[Set task] Report only how many lines of the entries below contain the string "title".

[Records for the task]
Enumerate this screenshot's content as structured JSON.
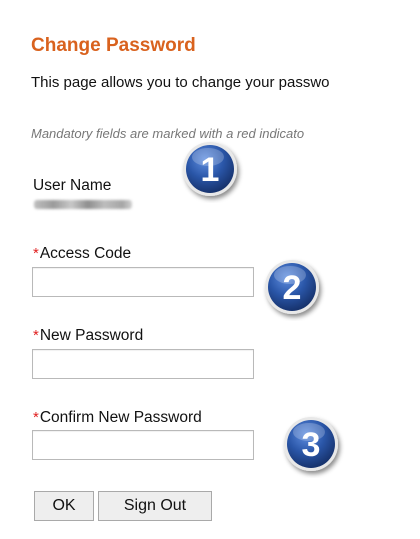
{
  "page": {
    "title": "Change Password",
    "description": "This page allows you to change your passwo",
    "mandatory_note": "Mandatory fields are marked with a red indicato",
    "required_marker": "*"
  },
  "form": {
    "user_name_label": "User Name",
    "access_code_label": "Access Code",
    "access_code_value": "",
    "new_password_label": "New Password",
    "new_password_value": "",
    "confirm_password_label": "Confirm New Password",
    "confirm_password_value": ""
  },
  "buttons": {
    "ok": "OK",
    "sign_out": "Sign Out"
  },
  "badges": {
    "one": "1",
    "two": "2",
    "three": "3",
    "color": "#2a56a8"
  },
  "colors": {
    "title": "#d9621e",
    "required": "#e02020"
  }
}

[Task solution] 2